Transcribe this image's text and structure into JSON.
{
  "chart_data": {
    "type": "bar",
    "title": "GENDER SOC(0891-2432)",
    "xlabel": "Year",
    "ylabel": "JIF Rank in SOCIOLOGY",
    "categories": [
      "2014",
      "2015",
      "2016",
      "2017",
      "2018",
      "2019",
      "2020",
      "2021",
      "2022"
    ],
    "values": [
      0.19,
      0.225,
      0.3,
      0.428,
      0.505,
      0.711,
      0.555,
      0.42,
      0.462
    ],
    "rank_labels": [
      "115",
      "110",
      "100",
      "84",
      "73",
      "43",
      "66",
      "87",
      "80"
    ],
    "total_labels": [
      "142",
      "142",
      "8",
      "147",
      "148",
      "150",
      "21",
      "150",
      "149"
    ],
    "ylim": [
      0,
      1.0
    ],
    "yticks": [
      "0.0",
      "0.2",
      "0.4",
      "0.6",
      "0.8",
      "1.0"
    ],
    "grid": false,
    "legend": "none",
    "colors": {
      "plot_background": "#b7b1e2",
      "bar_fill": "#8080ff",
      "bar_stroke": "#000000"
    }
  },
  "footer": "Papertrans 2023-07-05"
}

★ ★ ★ ★ ★ ★ ★

- SHORT EXERCISE
Reproduce the whole listing word for word.

- ANSWER TO THE EXERCISE
Transcribe this image's text and structure into JSON.
{
  "chart_data": {
    "type": "bar",
    "title": "GENDER SOC(0891-2432)",
    "xlabel": "Year",
    "ylabel": "JIF Rank in SOCIOLOGY",
    "categories": [
      "2014",
      "2015",
      "2016",
      "2017",
      "2018",
      "2019",
      "2020",
      "2021",
      "2022"
    ],
    "values": [
      0.19,
      0.225,
      0.3,
      0.428,
      0.505,
      0.711,
      0.555,
      0.42,
      0.462
    ],
    "rank_labels": [
      "115",
      "110",
      "100",
      "84",
      "73",
      "43",
      "66",
      "87",
      "80"
    ],
    "total_labels": [
      "142",
      "142",
      "8",
      "147",
      "148",
      "150",
      "21",
      "150",
      "149"
    ],
    "ylim": [
      0,
      1.0
    ],
    "yticks": [
      "0.0",
      "0.2",
      "0.4",
      "0.6",
      "0.8",
      "1.0"
    ],
    "grid": false,
    "legend": "none",
    "colors": {
      "plot_background": "#b7b1e2",
      "bar_fill": "#8080ff",
      "bar_stroke": "#000000"
    }
  },
  "footer": "Papertrans 2023-07-05"
}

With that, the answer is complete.